>> start
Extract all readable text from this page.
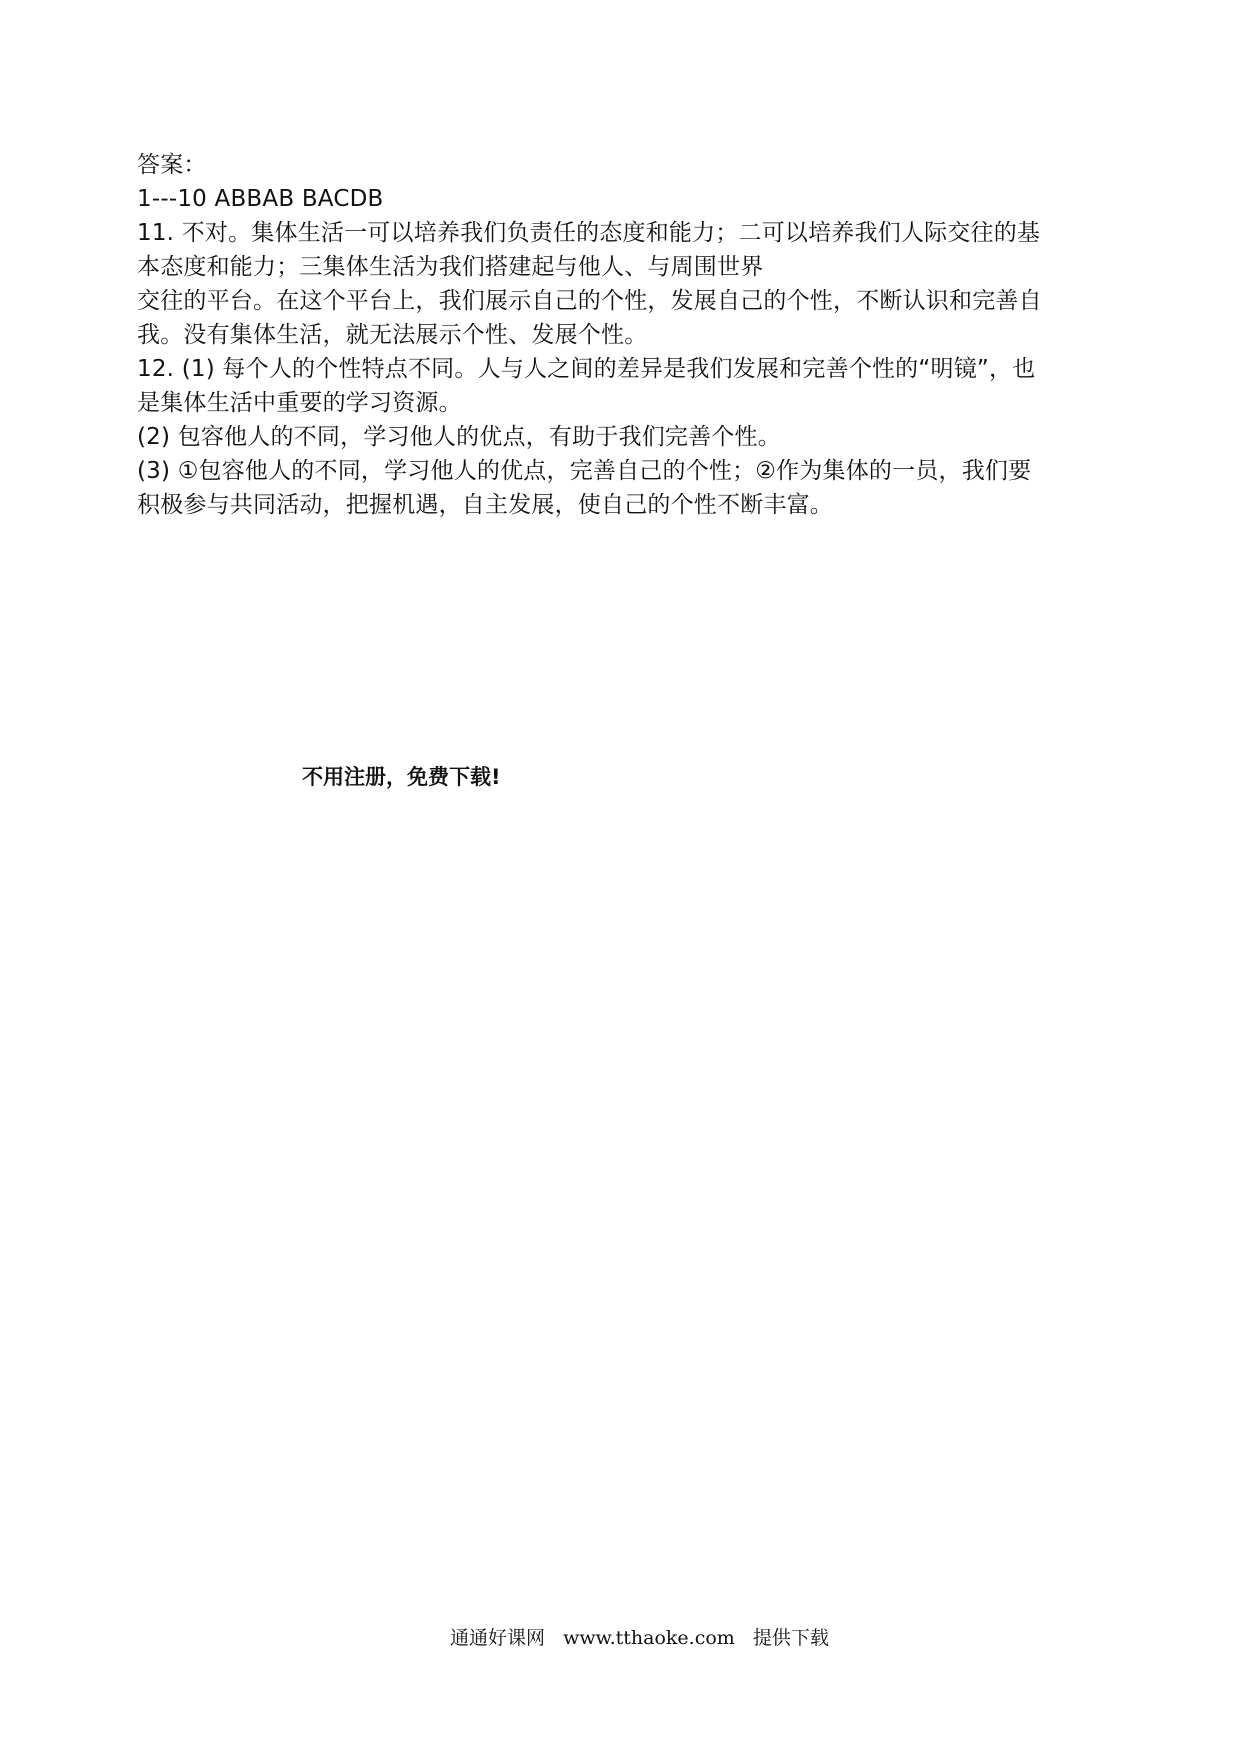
答案：
1---10 ABBAB BACDB
11. 不对。集体生活一可以培养我们负责任的态度和能力；二可以培养我们人际交往的基
本态度和能力；三集体生活为我们搭建起与他人、与周围世界
交往的平台。在这个平台上，我们展示自己的个性，发展自己的个性，不断认识和完善自
我。没有集体生活，就无法展示个性、发展个性。
12. (1) 每个人的个性特点不同。人与人之间的差异是我们发展和完善个性的“明镜”，也
是集体生活中重要的学习资源。
(2) 包容他人的不同，学习他人的优点，有助于我们完善个性。
(3) ①包容他人的不同，学习他人的优点，完善自己的个性；②作为集体的一员，我们要
积极参与共同活动，把握机遇，自主发展，使自己的个性不断丰富。
不用注册，免费下载!
通通好课网 www.tthaoke.com 提供下载
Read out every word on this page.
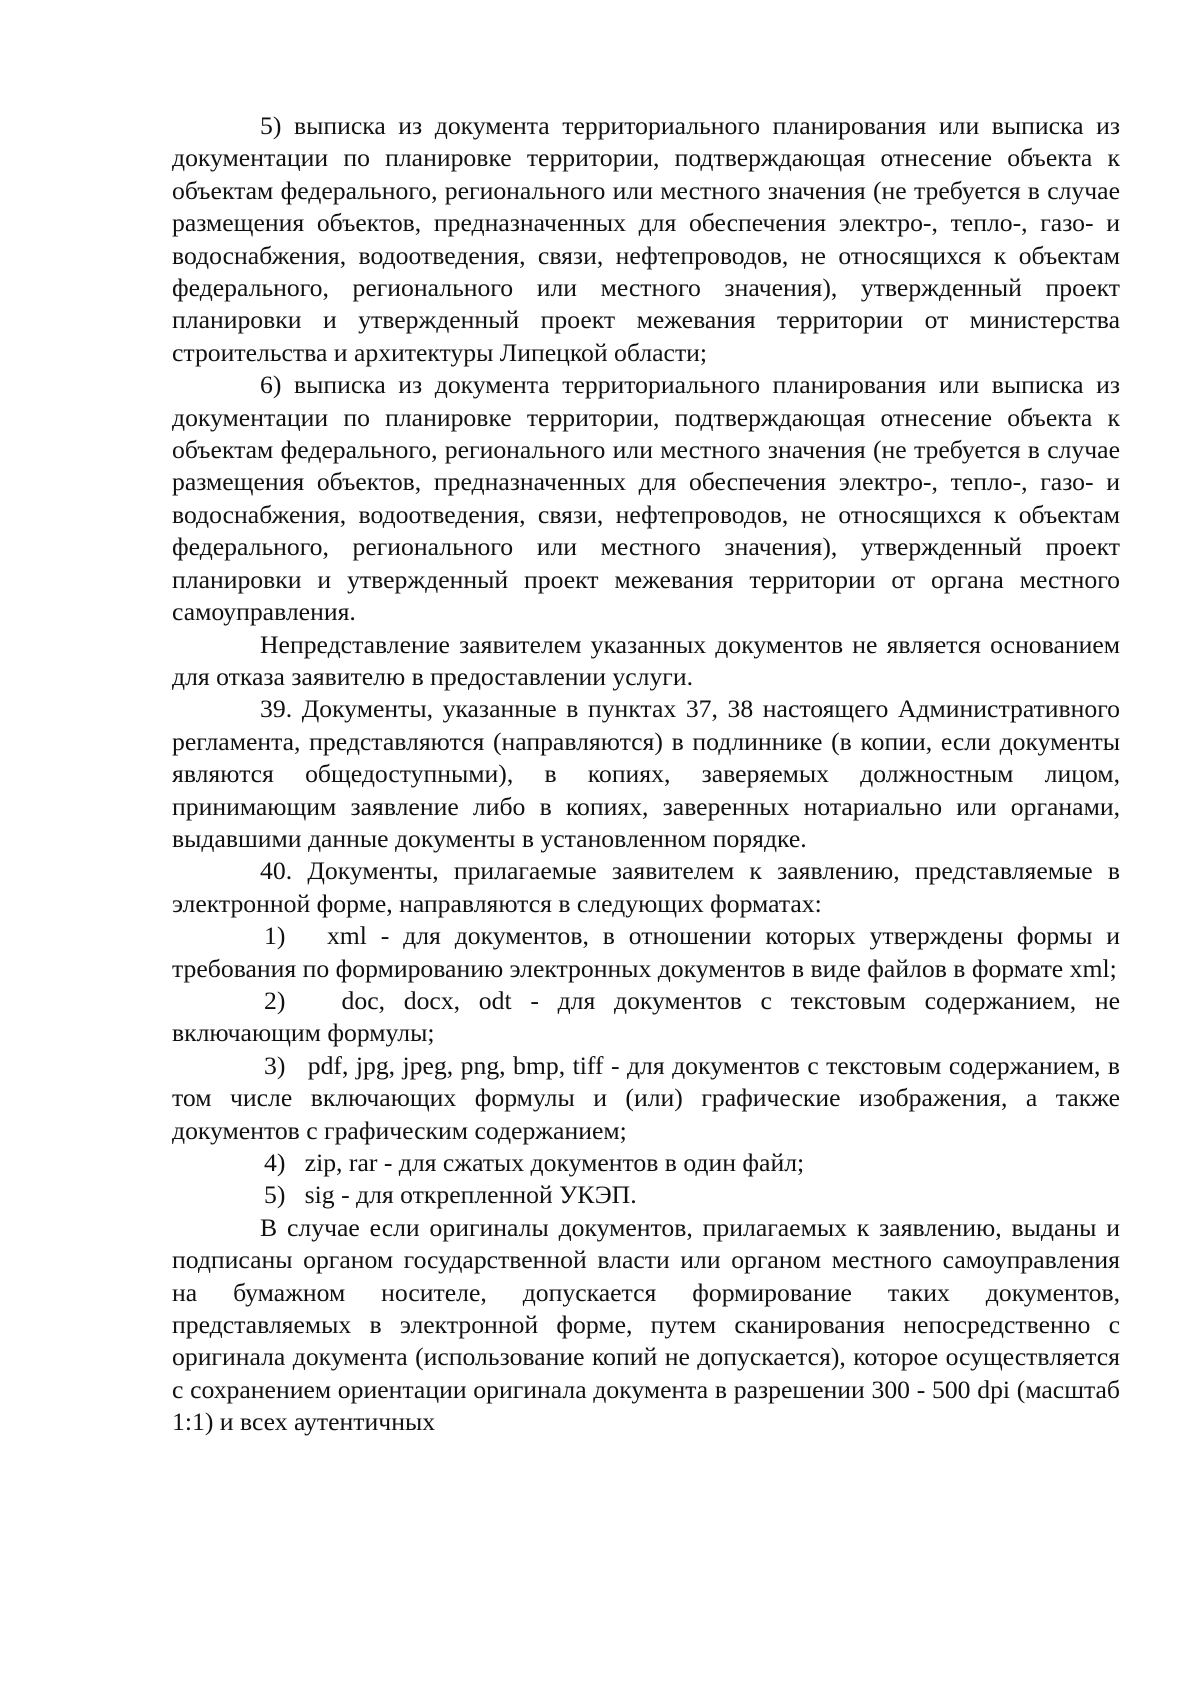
5) выписка из документа территориального планирования или выписка из документации по планировке территории, подтверждающая отнесение объекта к объектам федерального, регионального или местного значения (не требуется в случае размещения объектов, предназначенных для обеспечения электро-, тепло-, газо- и водоснабжения, водоотведения, связи, нефтепроводов, не относящихся к объектам федерального, регионального или местного значения), утвержденный проект планировки и утвержденный проект межевания территории от министерства строительства и архитектуры Липецкой области;

6) выписка из документа территориального планирования или выписка из документации по планировке территории, подтверждающая отнесение объекта к объектам федерального, регионального или местного значения (не требуется в случае размещения объектов, предназначенных для обеспечения электро-, тепло-, газо- и водоснабжения, водоотведения, связи, нефтепроводов, не относящихся к объектам федерального, регионального или местного значения), утвержденный проект планировки и утвержденный проект межевания территории от органа местного самоуправления.

Непредставление заявителем указанных документов не является основанием для отказа заявителю в предоставлении услуги.

39. Документы, указанные в пунктах 37, 38 настоящего Административного регламента, представляются (направляются) в подлиннике (в копии, если документы являются общедоступными), в копиях, заверяемых должностным лицом, принимающим заявление либо в копиях, заверенных нотариально или органами, выдавшими данные документы в установленном порядке.

40. Документы, прилагаемые заявителем к заявлению, представляемые в электронной форме, направляются в следующих форматах:

1)   xml - для документов, в отношении которых утверждены формы и требования по формированию электронных документов в виде файлов в формате xml;

2)   doc, docx, odt - для документов с текстовым содержанием, не включающим формулы;

3)   pdf, jpg, jpeg, png, bmp, tiff - для документов с текстовым содержанием, в том числе включающих формулы и (или) графические изображения, а также документов с графическим содержанием;

4)   zip, rar - для сжатых документов в один файл;

5)   sig - для открепленной УКЭП.

В случае если оригиналы документов, прилагаемых к заявлению, выданы и подписаны органом государственной власти или органом местного самоуправления на бумажном носителе, допускается формирование таких документов, представляемых в электронной форме, путем сканирования непосредственно с оригинала документа (использование копий не допускается), которое осуществляется с сохранением ориентации оригинала документа в разрешении 300 - 500 dpi (масштаб 1:1) и всех аутентичных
>> end
What you are asked to do
Every entry above is to be set down exactly; the pictures are to be left out.

Worked answer
Extract all readable text from this page.
答案：
1---10 ABBAB BACDB
11. 不对。集体生活一可以培养我们负责任的态度和能力；二可以培养我们人际交往的基
本态度和能力；三集体生活为我们搭建起与他人、与周围世界
交往的平台。在这个平台上，我们展示自己的个性，发展自己的个性，不断认识和完善自
我。没有集体生活，就无法展示个性、发展个性。
12. (1) 每个人的个性特点不同。人与人之间的差异是我们发展和完善个性的“明镜”，也
是集体生活中重要的学习资源。
(2) 包容他人的不同，学习他人的优点，有助于我们完善个性。
(3) ①包容他人的不同，学习他人的优点，完善自己的个性；②作为集体的一员，我们要
积极参与共同活动，把握机遇，自主发展，使自己的个性不断丰富。
不用注册，免费下载!
通通好课网 www.tthaoke.com 提供下载
Read out every word on this page.
5) выписка из документа территориального планирования или выписка из документации по планировке территории, подтверждающая отнесение объекта к объектам федерального, регионального или местного значения (не требуется в случае размещения объектов, предназначенных для обеспечения электро-, тепло-, газо- и водоснабжения, водоотведения, связи, нефтепроводов, не относящихся к объектам федерального, регионального или местного значения), утвержденный проект планировки и утвержденный проект межевания территории от министерства строительства и архитектуры Липецкой области;

6) выписка из документа территориального планирования или выписка из документации по планировке территории, подтверждающая отнесение объекта к объектам федерального, регионального или местного значения (не требуется в случае размещения объектов, предназначенных для обеспечения электро-, тепло-, газо- и водоснабжения, водоотведения, связи, нефтепроводов, не относящихся к объектам федерального, регионального или местного значения), утвержденный проект планировки и утвержденный проект межевания территории от органа местного самоуправления.

Непредставление заявителем указанных документов не является основанием для отказа заявителю в предоставлении услуги.

39. Документы, указанные в пунктах 37, 38 настоящего Административного регламента, представляются (направляются) в подлиннике (в копии, если документы являются общедоступными), в копиях, заверяемых должностным лицом, принимающим заявление либо в копиях, заверенных нотариально или органами, выдавшими данные документы в установленном порядке.

40. Документы, прилагаемые заявителем к заявлению, представляемые в электронной форме, направляются в следующих форматах:

1)   xml - для документов, в отношении которых утверждены формы и требования по формированию электронных документов в виде файлов в формате xml;

2)   doc, docx, odt - для документов с текстовым содержанием, не включающим формулы;

3)   pdf, jpg, jpeg, png, bmp, tiff - для документов с текстовым содержанием, в том числе включающих формулы и (или) графические изображения, а также документов с графическим содержанием;

4)   zip, rar - для сжатых документов в один файл;

5)   sig - для открепленной УКЭП.

В случае если оригиналы документов, прилагаемых к заявлению, выданы и подписаны органом государственной власти или органом местного самоуправления на бумажном носителе, допускается формирование таких документов, представляемых в электронной форме, путем сканирования непосредственно с оригинала документа (использование копий не допускается), которое осуществляется с сохранением ориентации оригинала документа в разрешении 300 - 500 dpi (масштаб 1:1) и всех аутентичных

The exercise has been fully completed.